Task prompt. Copy every record below exactly.

(Saved entries)
--- begin ---
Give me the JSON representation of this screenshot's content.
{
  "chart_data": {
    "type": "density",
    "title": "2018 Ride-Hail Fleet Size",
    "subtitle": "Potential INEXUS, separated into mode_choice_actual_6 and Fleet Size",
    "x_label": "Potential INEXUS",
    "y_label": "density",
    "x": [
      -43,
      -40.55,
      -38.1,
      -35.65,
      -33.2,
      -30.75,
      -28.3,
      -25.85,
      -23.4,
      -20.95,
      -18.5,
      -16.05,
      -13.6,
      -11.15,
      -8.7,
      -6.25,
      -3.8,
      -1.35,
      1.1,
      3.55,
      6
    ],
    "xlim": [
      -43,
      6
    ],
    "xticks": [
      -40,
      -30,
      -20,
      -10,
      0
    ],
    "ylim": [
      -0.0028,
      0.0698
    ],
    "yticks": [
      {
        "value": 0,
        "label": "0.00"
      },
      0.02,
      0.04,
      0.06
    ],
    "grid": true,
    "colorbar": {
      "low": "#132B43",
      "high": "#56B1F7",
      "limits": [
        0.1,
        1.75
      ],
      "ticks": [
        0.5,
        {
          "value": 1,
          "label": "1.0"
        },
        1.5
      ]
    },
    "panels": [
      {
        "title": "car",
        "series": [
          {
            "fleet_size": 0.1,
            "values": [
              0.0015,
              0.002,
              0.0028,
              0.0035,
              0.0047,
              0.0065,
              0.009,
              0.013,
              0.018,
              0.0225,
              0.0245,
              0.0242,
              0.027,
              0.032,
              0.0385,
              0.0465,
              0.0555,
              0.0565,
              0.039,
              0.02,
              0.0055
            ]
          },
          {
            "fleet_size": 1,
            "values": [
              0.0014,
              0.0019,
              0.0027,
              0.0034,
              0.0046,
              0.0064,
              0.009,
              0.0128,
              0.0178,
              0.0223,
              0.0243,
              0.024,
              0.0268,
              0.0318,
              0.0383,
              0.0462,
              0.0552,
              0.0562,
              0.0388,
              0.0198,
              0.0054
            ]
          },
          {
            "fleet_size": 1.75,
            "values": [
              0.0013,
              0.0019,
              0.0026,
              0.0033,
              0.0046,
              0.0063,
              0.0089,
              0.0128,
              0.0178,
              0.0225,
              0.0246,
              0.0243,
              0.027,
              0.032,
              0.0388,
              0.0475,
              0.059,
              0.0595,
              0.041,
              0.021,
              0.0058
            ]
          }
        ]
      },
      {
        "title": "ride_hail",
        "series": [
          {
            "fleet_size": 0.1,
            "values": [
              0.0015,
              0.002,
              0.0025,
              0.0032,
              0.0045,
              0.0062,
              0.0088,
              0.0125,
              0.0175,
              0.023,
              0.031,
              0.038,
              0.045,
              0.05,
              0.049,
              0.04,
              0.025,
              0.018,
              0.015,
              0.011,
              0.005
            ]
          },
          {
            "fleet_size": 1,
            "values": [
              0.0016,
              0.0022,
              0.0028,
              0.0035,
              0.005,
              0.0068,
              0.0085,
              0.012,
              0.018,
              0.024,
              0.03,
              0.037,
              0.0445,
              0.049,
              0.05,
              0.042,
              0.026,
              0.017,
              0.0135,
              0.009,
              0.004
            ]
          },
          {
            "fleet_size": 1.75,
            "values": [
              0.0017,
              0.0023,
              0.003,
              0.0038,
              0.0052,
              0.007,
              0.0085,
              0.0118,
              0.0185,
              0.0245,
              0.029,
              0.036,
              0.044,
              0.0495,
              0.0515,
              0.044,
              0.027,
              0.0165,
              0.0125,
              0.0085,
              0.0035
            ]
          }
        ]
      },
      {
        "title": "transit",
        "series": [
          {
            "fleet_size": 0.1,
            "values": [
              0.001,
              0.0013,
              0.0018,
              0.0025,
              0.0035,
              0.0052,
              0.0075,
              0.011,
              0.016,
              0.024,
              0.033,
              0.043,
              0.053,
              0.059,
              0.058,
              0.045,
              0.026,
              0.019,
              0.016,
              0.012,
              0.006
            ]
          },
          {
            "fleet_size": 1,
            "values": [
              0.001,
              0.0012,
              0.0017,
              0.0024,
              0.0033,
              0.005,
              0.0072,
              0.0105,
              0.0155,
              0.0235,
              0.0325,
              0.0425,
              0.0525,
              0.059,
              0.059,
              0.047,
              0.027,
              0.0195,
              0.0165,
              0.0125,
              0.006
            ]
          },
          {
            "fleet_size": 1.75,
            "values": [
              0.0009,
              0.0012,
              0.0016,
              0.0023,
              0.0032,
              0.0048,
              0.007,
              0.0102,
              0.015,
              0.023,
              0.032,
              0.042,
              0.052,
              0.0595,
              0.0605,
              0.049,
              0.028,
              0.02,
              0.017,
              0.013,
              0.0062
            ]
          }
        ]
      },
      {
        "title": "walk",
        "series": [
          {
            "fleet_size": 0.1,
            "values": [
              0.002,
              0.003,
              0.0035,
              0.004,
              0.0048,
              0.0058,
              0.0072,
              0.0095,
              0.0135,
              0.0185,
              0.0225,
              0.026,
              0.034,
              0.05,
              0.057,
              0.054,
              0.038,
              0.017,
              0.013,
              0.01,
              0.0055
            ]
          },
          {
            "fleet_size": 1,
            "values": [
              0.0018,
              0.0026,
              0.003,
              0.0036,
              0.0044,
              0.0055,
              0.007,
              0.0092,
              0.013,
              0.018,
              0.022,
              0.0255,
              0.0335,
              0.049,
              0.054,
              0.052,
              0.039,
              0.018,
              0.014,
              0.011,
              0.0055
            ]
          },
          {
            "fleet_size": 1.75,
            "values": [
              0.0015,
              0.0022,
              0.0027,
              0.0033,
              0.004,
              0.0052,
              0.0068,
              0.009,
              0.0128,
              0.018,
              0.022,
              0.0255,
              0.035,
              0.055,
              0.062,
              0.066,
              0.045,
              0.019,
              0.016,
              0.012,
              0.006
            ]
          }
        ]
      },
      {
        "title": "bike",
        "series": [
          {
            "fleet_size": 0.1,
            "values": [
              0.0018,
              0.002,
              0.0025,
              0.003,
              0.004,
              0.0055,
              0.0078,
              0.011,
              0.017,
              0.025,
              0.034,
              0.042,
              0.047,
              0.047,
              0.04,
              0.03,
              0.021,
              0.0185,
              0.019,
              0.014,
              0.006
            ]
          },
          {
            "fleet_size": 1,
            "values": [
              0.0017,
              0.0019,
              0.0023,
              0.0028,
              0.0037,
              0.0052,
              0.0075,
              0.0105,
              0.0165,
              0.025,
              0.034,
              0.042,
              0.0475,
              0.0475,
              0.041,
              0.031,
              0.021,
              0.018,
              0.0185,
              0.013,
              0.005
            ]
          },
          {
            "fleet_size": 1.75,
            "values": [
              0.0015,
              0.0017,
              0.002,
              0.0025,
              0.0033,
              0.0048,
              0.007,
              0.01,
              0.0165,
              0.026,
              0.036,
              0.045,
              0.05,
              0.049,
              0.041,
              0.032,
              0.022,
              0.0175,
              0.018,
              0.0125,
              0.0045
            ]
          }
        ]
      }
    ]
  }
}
--- end ---
Response to the task.
Give me the JSON representation of this screenshot's content.
{
  "chart_data": {
    "type": "density",
    "title": "2018 Ride-Hail Fleet Size",
    "subtitle": "Potential INEXUS, separated into mode_choice_actual_6 and Fleet Size",
    "x_label": "Potential INEXUS",
    "y_label": "density",
    "x": [
      -43,
      -40.55,
      -38.1,
      -35.65,
      -33.2,
      -30.75,
      -28.3,
      -25.85,
      -23.4,
      -20.95,
      -18.5,
      -16.05,
      -13.6,
      -11.15,
      -8.7,
      -6.25,
      -3.8,
      -1.35,
      1.1,
      3.55,
      6
    ],
    "xlim": [
      -43,
      6
    ],
    "xticks": [
      -40,
      -30,
      -20,
      -10,
      0
    ],
    "ylim": [
      -0.0028,
      0.0698
    ],
    "yticks": [
      {
        "value": 0,
        "label": "0.00"
      },
      0.02,
      0.04,
      0.06
    ],
    "grid": true,
    "colorbar": {
      "low": "#132B43",
      "high": "#56B1F7",
      "limits": [
        0.1,
        1.75
      ],
      "ticks": [
        0.5,
        {
          "value": 1,
          "label": "1.0"
        },
        1.5
      ]
    },
    "panels": [
      {
        "title": "car",
        "series": [
          {
            "fleet_size": 0.1,
            "values": [
              0.0015,
              0.002,
              0.0028,
              0.0035,
              0.0047,
              0.0065,
              0.009,
              0.013,
              0.018,
              0.0225,
              0.0245,
              0.0242,
              0.027,
              0.032,
              0.0385,
              0.0465,
              0.0555,
              0.0565,
              0.039,
              0.02,
              0.0055
            ]
          },
          {
            "fleet_size": 1,
            "values": [
              0.0014,
              0.0019,
              0.0027,
              0.0034,
              0.0046,
              0.0064,
              0.009,
              0.0128,
              0.0178,
              0.0223,
              0.0243,
              0.024,
              0.0268,
              0.0318,
              0.0383,
              0.0462,
              0.0552,
              0.0562,
              0.0388,
              0.0198,
              0.0054
            ]
          },
          {
            "fleet_size": 1.75,
            "values": [
              0.0013,
              0.0019,
              0.0026,
              0.0033,
              0.0046,
              0.0063,
              0.0089,
              0.0128,
              0.0178,
              0.0225,
              0.0246,
              0.0243,
              0.027,
              0.032,
              0.0388,
              0.0475,
              0.059,
              0.0595,
              0.041,
              0.021,
              0.0058
            ]
          }
        ]
      },
      {
        "title": "ride_hail",
        "series": [
          {
            "fleet_size": 0.1,
            "values": [
              0.0015,
              0.002,
              0.0025,
              0.0032,
              0.0045,
              0.0062,
              0.0088,
              0.0125,
              0.0175,
              0.023,
              0.031,
              0.038,
              0.045,
              0.05,
              0.049,
              0.04,
              0.025,
              0.018,
              0.015,
              0.011,
              0.005
            ]
          },
          {
            "fleet_size": 1,
            "values": [
              0.0016,
              0.0022,
              0.0028,
              0.0035,
              0.005,
              0.0068,
              0.0085,
              0.012,
              0.018,
              0.024,
              0.03,
              0.037,
              0.0445,
              0.049,
              0.05,
              0.042,
              0.026,
              0.017,
              0.0135,
              0.009,
              0.004
            ]
          },
          {
            "fleet_size": 1.75,
            "values": [
              0.0017,
              0.0023,
              0.003,
              0.0038,
              0.0052,
              0.007,
              0.0085,
              0.0118,
              0.0185,
              0.0245,
              0.029,
              0.036,
              0.044,
              0.0495,
              0.0515,
              0.044,
              0.027,
              0.0165,
              0.0125,
              0.0085,
              0.0035
            ]
          }
        ]
      },
      {
        "title": "transit",
        "series": [
          {
            "fleet_size": 0.1,
            "values": [
              0.001,
              0.0013,
              0.0018,
              0.0025,
              0.0035,
              0.0052,
              0.0075,
              0.011,
              0.016,
              0.024,
              0.033,
              0.043,
              0.053,
              0.059,
              0.058,
              0.045,
              0.026,
              0.019,
              0.016,
              0.012,
              0.006
            ]
          },
          {
            "fleet_size": 1,
            "values": [
              0.001,
              0.0012,
              0.0017,
              0.0024,
              0.0033,
              0.005,
              0.0072,
              0.0105,
              0.0155,
              0.0235,
              0.0325,
              0.0425,
              0.0525,
              0.059,
              0.059,
              0.047,
              0.027,
              0.0195,
              0.0165,
              0.0125,
              0.006
            ]
          },
          {
            "fleet_size": 1.75,
            "values": [
              0.0009,
              0.0012,
              0.0016,
              0.0023,
              0.0032,
              0.0048,
              0.007,
              0.0102,
              0.015,
              0.023,
              0.032,
              0.042,
              0.052,
              0.0595,
              0.0605,
              0.049,
              0.028,
              0.02,
              0.017,
              0.013,
              0.0062
            ]
          }
        ]
      },
      {
        "title": "walk",
        "series": [
          {
            "fleet_size": 0.1,
            "values": [
              0.002,
              0.003,
              0.0035,
              0.004,
              0.0048,
              0.0058,
              0.0072,
              0.0095,
              0.0135,
              0.0185,
              0.0225,
              0.026,
              0.034,
              0.05,
              0.057,
              0.054,
              0.038,
              0.017,
              0.013,
              0.01,
              0.0055
            ]
          },
          {
            "fleet_size": 1,
            "values": [
              0.0018,
              0.0026,
              0.003,
              0.0036,
              0.0044,
              0.0055,
              0.007,
              0.0092,
              0.013,
              0.018,
              0.022,
              0.0255,
              0.0335,
              0.049,
              0.054,
              0.052,
              0.039,
              0.018,
              0.014,
              0.011,
              0.0055
            ]
          },
          {
            "fleet_size": 1.75,
            "values": [
              0.0015,
              0.0022,
              0.0027,
              0.0033,
              0.004,
              0.0052,
              0.0068,
              0.009,
              0.0128,
              0.018,
              0.022,
              0.0255,
              0.035,
              0.055,
              0.062,
              0.066,
              0.045,
              0.019,
              0.016,
              0.012,
              0.006
            ]
          }
        ]
      },
      {
        "title": "bike",
        "series": [
          {
            "fleet_size": 0.1,
            "values": [
              0.0018,
              0.002,
              0.0025,
              0.003,
              0.004,
              0.0055,
              0.0078,
              0.011,
              0.017,
              0.025,
              0.034,
              0.042,
              0.047,
              0.047,
              0.04,
              0.03,
              0.021,
              0.0185,
              0.019,
              0.014,
              0.006
            ]
          },
          {
            "fleet_size": 1,
            "values": [
              0.0017,
              0.0019,
              0.0023,
              0.0028,
              0.0037,
              0.0052,
              0.0075,
              0.0105,
              0.0165,
              0.025,
              0.034,
              0.042,
              0.0475,
              0.0475,
              0.041,
              0.031,
              0.021,
              0.018,
              0.0185,
              0.013,
              0.005
            ]
          },
          {
            "fleet_size": 1.75,
            "values": [
              0.0015,
              0.0017,
              0.002,
              0.0025,
              0.0033,
              0.0048,
              0.007,
              0.01,
              0.0165,
              0.026,
              0.036,
              0.045,
              0.05,
              0.049,
              0.041,
              0.032,
              0.022,
              0.0175,
              0.018,
              0.0125,
              0.0045
            ]
          }
        ]
      }
    ]
  }
}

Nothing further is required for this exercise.